▶ PROBLEM TO SOLVE: Type out the complete listing below word for word, without its pictures.

• • • • •

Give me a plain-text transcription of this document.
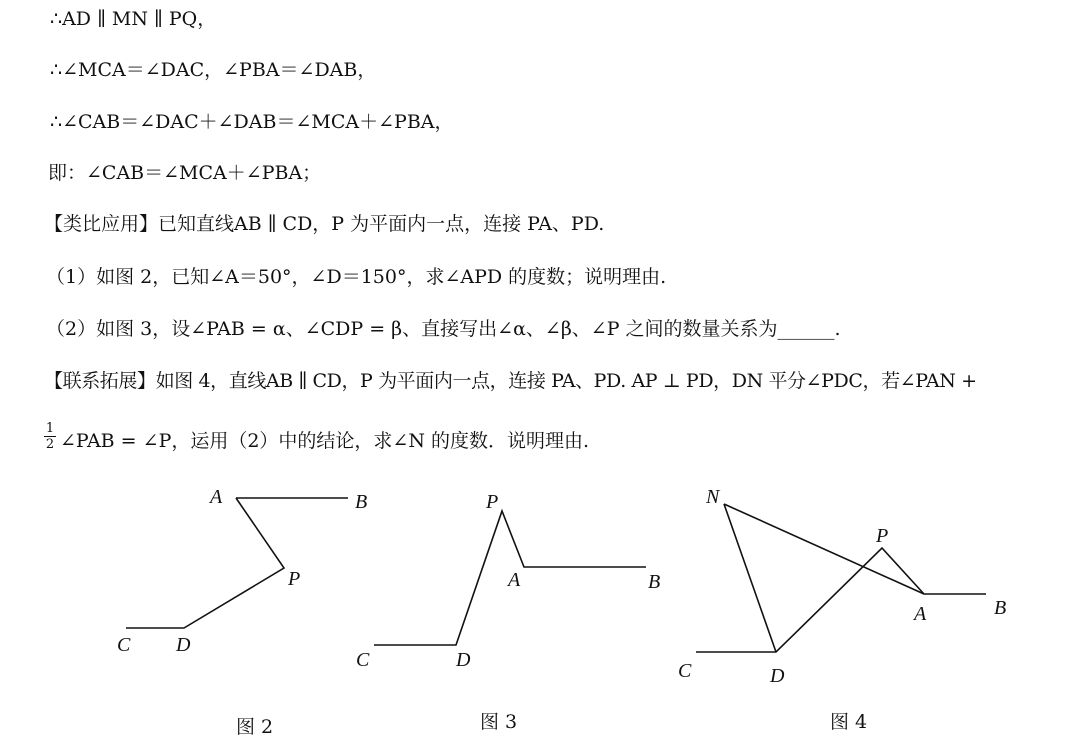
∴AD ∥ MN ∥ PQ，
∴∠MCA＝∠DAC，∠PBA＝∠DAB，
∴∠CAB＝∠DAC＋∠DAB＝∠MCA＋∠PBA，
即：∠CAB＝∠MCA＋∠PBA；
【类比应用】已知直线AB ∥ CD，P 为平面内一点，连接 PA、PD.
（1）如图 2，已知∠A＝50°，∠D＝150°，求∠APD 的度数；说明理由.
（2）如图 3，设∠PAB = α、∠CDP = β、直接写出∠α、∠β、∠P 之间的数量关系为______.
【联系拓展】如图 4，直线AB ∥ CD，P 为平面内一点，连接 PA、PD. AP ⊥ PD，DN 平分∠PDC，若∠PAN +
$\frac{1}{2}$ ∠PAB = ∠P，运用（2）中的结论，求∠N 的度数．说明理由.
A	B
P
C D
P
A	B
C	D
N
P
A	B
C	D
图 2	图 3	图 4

• • • • •

▶ RESPONSE:
Give me a plain-text transcription of this document.
∴AD ∥ MN ∥ PQ，
∴∠MCA＝∠DAC，∠PBA＝∠DAB，
∴∠CAB＝∠DAC＋∠DAB＝∠MCA＋∠PBA，
即：∠CAB＝∠MCA＋∠PBA；
【类比应用】已知直线AB ∥ CD，P 为平面内一点，连接 PA、PD.
（1）如图 2，已知∠A＝50°，∠D＝150°，求∠APD 的度数；说明理由.
（2）如图 3，设∠PAB = α、∠CDP = β、直接写出∠α、∠β、∠P 之间的数量关系为______.
【联系拓展】如图 4，直线AB ∥ CD，P 为平面内一点，连接 PA、PD. AP ⊥ PD，DN 平分∠PDC，若∠PAN +
$\frac{1}{2}$ ∠PAB = ∠P，运用（2）中的结论，求∠N 的度数．说明理由.
A	B
P
C D
P
A	B
C	D
N
P
A	B
C	D
图 2	图 3	图 4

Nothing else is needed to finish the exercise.